■ **CONSEGNA**: Indica se ciascuna delle tre affermazioni seguenti concorda con il testo dell'esercizio, rispondendo sì o no e citando testualmente le parole del testo che lo stabiliscono. 1. Gli anziani potrebbero saturare presto i posti letto di terapia intensiva. 2. Il caso della RSA di Chiaravalle si è già stabilizzato. 3. Nino Spirlì è il nuovo presidente della Giunta.

■ **TESTO DELL'ESERCIZIO**:
================================
E sono proprio questi i casi che andranno gestiti bene, al meglio, nelle prossime settimane, per evitare che il lavoro messo in piedi, con il sacrificio e la disponibilità di tutti, venga vanificato.
Le premesse diciamo che, al momento, purtroppo, non ci sono tutte, affinché i casi di assembramenti “forzati” di persone vengano gestiti al meglio, come è tragicamente emerso, appunto, nel caso citato delle residenze per anziani e in quello degli accampamenti dei migranti di Rosarno, almeno per quanto concerne la nostra regione.
Gli anziani potrebbero andare a saturare ben presto i posti letto di terapia intensiva e i migranti, costretti a non lavorare, e quindi vicini al baratro della disperazione, potrebbero contribuire a diffondere il virus, qualora decidessero di andare via dalla Calabria.
(Grafico 8 - fonte: Matteo Villa ISPI, dati)
In attesa che si stabilizzi il caso della RSA di Chiaravalle e che si prendano provvedimenti per un controllo di tutte le altre RSA della regione, invece, il caso dei dannati di Rosarno sembra decisamente prendere una piega sbagliata, date le notizie che giungono dal decimo piano della Regione Calabria. Il neo vice-presidente della nuova Giunta, infatti, il “signor” Nino Spirlì ha già pubblicamente tuonato contro i migranti, additando a una loro presunta inesistente vena collaborativa, possibili futuri problemi in relazione all’emergenza epidemiologica. Un atteggiamento intimidatorio che, di certo, non aiuta la risoluzione della delicata e precaria situazione.
================================
■ **VOCI FORNITE**:

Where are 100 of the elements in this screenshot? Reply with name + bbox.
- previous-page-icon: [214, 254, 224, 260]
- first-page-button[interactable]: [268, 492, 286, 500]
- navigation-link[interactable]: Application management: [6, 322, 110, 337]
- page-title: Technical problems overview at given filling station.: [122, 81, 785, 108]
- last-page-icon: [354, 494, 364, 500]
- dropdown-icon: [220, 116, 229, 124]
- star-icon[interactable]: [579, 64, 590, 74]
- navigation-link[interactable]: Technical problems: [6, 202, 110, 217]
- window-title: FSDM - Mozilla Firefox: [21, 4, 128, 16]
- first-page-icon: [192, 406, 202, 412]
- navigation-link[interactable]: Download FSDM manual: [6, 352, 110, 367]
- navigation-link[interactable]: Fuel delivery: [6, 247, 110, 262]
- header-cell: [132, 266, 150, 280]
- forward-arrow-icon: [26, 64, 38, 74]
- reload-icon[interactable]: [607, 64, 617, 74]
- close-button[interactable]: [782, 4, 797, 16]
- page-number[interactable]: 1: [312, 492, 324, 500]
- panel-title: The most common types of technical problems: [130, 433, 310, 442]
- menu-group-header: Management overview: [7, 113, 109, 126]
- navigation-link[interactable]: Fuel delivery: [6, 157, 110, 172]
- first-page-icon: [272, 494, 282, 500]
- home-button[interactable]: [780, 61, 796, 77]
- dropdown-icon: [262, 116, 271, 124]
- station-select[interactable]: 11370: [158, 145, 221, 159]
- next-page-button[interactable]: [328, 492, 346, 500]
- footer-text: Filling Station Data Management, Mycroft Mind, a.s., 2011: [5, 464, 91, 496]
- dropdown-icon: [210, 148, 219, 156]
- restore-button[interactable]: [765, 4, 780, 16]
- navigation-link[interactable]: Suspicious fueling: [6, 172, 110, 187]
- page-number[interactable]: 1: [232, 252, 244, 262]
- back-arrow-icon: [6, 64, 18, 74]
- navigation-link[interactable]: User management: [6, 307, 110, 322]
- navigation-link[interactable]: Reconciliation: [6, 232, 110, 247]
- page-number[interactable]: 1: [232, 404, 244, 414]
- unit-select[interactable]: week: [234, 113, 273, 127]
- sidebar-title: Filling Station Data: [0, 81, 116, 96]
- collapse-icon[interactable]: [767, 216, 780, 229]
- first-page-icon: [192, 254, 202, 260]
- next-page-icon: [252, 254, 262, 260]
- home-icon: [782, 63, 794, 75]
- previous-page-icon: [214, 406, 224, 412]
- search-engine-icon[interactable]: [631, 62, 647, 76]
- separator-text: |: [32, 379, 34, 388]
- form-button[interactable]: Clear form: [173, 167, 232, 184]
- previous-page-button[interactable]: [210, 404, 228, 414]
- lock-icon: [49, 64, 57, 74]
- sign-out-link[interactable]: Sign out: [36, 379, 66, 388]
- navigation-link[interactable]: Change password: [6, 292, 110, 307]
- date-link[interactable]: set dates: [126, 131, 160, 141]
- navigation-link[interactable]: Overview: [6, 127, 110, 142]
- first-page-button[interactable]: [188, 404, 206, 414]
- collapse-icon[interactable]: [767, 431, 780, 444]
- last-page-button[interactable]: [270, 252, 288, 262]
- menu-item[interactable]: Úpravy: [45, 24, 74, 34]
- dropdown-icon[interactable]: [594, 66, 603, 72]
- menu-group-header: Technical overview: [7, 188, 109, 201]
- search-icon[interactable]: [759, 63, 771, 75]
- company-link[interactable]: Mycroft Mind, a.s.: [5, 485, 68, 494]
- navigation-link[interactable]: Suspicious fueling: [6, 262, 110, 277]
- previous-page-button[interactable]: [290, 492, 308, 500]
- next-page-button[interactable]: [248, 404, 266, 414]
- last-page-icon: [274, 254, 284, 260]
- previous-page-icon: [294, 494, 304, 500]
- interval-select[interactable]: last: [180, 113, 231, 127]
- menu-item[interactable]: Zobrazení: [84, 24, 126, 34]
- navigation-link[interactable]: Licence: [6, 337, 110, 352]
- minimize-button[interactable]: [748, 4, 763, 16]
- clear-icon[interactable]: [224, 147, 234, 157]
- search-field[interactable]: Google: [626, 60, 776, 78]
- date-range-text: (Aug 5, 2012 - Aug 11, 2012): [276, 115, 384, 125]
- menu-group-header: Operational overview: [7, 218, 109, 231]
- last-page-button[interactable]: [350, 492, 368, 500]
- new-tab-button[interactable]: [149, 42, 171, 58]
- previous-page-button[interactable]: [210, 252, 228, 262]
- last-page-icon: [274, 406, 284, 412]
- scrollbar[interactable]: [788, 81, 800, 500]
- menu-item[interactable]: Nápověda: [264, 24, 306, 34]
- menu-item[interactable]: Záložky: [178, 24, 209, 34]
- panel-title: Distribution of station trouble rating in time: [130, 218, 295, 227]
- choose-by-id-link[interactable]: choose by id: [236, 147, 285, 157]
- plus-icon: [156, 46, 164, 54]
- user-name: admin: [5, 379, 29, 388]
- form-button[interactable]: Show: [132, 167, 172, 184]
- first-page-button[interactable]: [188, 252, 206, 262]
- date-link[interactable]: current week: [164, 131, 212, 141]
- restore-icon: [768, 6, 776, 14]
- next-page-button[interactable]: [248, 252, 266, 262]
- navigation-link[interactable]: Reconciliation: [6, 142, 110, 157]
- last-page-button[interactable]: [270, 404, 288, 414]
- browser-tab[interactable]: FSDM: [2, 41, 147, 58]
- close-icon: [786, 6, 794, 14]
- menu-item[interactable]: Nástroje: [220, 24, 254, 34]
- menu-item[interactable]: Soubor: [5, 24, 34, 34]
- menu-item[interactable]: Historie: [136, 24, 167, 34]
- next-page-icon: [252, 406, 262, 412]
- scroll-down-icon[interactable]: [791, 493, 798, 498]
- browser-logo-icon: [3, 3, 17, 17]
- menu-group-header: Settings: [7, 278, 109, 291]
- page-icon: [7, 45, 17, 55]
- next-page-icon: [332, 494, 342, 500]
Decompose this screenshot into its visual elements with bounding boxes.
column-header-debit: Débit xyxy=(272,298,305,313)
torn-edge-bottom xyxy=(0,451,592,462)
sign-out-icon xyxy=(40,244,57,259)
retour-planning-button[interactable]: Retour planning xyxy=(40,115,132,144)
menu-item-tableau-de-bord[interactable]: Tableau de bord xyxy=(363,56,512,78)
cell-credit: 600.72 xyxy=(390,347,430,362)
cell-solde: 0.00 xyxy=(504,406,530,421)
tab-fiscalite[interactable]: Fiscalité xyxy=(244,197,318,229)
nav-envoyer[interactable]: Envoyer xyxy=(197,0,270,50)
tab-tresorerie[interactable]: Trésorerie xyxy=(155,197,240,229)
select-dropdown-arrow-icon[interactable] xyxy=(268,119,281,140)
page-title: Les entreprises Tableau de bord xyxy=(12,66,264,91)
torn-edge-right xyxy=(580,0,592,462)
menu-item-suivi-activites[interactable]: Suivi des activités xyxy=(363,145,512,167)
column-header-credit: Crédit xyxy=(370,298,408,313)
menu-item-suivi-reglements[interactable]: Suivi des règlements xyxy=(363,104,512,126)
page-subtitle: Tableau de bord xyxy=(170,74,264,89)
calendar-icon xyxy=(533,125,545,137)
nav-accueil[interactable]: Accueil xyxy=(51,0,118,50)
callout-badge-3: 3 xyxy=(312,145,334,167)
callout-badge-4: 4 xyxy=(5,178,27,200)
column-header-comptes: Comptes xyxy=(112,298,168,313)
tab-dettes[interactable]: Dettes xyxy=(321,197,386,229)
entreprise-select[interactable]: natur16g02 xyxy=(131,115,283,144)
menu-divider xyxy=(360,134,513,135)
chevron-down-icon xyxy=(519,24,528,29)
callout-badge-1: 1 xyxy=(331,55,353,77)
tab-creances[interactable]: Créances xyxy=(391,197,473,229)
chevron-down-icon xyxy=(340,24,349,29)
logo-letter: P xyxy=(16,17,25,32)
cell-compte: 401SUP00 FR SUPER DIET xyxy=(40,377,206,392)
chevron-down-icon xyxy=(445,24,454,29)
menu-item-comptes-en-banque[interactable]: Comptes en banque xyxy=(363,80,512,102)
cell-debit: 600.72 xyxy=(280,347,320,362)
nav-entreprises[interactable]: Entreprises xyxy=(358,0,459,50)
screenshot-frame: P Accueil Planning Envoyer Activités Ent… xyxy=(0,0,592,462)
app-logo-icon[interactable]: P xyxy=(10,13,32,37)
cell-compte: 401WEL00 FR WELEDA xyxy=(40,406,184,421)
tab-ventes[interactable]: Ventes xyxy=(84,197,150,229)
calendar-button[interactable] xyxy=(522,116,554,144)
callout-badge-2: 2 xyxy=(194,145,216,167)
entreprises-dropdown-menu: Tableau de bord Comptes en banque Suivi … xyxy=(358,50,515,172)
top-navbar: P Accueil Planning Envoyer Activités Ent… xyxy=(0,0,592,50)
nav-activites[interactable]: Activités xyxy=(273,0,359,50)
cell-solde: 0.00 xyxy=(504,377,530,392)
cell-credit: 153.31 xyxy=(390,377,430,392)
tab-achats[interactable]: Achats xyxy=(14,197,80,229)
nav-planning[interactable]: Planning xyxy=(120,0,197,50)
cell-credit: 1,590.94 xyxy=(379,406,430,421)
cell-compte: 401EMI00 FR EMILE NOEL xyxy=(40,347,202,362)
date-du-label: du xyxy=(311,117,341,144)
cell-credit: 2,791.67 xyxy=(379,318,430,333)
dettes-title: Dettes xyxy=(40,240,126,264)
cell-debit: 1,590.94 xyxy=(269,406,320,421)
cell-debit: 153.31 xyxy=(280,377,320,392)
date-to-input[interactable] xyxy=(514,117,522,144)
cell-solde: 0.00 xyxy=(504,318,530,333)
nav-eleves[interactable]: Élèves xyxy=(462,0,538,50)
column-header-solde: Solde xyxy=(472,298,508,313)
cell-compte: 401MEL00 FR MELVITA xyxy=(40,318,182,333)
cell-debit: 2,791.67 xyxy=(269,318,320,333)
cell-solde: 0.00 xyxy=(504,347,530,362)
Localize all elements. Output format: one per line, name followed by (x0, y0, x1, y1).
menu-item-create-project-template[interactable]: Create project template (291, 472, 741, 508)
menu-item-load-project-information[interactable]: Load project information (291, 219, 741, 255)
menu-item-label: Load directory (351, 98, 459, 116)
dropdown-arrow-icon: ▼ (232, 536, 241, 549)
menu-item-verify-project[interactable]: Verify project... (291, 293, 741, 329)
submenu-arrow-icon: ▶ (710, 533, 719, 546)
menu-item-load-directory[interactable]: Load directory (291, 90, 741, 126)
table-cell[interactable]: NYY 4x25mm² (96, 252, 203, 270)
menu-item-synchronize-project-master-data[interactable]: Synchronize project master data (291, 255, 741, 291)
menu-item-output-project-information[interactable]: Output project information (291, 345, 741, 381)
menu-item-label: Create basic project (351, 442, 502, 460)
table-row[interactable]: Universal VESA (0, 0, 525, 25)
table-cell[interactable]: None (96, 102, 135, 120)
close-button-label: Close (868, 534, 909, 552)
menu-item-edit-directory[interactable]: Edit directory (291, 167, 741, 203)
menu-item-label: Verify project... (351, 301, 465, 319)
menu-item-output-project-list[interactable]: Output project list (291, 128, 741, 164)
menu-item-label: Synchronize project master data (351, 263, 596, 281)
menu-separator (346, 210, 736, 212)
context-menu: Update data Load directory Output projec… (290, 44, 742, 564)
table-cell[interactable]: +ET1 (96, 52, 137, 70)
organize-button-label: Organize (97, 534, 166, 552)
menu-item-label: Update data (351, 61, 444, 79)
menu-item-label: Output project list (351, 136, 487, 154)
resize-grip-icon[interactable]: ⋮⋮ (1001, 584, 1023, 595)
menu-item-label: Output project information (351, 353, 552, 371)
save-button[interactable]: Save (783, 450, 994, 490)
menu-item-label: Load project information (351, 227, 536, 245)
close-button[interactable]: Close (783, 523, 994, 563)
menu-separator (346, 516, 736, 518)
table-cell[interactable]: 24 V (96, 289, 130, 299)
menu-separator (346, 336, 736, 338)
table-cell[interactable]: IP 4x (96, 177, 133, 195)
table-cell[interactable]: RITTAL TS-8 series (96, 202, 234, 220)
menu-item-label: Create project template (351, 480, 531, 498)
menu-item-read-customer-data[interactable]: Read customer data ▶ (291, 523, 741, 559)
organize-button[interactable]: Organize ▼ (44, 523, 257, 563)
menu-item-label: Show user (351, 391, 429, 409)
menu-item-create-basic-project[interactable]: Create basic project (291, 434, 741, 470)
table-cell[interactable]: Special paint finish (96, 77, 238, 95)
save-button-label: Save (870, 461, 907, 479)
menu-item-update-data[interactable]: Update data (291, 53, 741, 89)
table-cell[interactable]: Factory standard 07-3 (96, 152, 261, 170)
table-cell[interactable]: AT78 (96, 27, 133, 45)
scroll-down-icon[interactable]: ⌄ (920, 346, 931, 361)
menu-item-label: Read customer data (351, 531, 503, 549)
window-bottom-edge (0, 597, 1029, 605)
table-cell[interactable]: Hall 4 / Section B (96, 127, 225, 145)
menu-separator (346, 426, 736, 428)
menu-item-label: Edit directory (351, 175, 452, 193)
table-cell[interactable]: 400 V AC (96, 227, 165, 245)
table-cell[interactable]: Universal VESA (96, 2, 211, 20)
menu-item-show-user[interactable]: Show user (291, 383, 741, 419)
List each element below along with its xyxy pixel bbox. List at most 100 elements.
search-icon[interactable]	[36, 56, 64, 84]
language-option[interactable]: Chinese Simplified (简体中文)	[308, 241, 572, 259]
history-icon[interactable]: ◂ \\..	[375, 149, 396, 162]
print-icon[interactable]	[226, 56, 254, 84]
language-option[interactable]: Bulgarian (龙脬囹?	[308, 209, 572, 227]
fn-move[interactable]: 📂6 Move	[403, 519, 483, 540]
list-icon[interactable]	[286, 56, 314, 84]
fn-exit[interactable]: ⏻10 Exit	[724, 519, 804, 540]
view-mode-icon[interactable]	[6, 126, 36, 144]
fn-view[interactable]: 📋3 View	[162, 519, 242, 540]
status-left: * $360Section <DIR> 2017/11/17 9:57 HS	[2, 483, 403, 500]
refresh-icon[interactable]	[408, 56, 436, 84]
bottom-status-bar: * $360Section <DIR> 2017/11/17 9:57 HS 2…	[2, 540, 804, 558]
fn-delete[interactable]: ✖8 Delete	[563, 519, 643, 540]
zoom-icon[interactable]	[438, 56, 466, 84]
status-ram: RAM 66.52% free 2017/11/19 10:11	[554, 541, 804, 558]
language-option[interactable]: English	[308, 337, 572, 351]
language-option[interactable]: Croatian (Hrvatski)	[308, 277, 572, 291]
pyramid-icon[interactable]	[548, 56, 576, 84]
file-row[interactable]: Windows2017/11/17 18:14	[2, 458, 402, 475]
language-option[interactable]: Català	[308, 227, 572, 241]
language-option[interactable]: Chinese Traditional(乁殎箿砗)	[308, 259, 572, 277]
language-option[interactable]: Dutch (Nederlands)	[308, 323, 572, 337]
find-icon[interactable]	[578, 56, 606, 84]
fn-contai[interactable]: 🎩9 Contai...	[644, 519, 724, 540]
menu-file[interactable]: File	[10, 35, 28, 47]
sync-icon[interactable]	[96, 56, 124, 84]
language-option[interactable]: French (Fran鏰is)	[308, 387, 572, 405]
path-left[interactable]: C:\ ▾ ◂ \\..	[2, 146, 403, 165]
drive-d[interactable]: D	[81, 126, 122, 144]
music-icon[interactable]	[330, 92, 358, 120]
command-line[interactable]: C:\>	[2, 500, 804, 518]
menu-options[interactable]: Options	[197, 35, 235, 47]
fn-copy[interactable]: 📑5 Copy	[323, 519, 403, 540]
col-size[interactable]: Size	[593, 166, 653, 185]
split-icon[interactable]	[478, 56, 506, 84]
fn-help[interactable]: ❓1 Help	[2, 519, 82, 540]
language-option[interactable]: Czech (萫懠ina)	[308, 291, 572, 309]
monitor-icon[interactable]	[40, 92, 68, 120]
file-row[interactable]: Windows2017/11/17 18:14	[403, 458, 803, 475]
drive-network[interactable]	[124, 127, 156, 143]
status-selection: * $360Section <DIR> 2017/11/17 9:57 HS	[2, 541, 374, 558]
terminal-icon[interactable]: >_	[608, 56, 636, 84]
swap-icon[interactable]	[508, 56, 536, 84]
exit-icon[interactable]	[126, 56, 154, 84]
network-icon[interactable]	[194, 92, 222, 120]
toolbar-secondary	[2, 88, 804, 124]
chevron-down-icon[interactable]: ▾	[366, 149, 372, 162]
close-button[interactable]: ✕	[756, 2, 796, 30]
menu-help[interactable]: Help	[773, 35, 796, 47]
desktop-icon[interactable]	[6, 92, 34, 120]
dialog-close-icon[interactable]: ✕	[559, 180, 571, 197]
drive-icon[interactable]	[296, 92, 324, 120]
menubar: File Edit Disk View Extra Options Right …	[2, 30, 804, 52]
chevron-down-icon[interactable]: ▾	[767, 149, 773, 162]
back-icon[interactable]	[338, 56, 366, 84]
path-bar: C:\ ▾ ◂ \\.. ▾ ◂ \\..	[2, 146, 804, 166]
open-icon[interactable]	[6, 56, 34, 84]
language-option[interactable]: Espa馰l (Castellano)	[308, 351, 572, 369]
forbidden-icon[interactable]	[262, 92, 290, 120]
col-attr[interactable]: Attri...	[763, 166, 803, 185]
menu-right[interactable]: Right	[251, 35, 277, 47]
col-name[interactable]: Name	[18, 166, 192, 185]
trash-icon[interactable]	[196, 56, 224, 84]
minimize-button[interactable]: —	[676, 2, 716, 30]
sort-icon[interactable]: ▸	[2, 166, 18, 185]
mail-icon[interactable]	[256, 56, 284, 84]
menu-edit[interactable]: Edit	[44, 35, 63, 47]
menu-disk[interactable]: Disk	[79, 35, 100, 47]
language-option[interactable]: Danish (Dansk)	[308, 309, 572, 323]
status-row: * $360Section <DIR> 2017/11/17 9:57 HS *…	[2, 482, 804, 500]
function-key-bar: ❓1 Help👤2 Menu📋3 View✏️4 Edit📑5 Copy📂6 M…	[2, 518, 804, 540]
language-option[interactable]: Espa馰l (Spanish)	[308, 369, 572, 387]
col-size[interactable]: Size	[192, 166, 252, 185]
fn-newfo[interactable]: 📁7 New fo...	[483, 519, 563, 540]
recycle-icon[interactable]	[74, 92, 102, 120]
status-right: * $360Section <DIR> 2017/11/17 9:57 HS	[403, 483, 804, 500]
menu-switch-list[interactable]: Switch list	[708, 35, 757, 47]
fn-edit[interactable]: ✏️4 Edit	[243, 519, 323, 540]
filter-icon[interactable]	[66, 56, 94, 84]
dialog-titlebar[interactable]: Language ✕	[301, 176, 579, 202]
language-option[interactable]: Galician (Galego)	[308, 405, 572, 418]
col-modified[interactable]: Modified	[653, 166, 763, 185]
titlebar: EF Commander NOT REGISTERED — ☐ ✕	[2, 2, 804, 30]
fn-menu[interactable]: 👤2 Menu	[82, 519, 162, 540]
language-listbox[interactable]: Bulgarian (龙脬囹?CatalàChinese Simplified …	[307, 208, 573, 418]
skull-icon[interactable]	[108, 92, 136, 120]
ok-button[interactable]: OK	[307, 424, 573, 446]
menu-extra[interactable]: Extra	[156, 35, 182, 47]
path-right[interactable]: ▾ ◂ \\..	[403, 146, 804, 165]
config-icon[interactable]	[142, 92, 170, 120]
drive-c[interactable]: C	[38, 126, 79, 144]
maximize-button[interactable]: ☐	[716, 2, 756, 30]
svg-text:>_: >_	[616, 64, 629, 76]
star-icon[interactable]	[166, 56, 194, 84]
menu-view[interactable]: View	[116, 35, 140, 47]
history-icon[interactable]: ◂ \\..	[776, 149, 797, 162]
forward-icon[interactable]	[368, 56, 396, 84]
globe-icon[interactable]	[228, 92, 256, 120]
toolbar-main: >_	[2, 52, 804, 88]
================================
■ **SOLUZIONE**:
1. Sì: «Gli anziani potrebbero andare a saturare ben presto i posti letto di terapia intensiva».
2. No: «In attesa che si stabilizzi il caso della RSA di Chiaravalle».
3. No: «Il neo vice-presidente della nuova Giunta, infatti, il “signor” Nino Spirlì».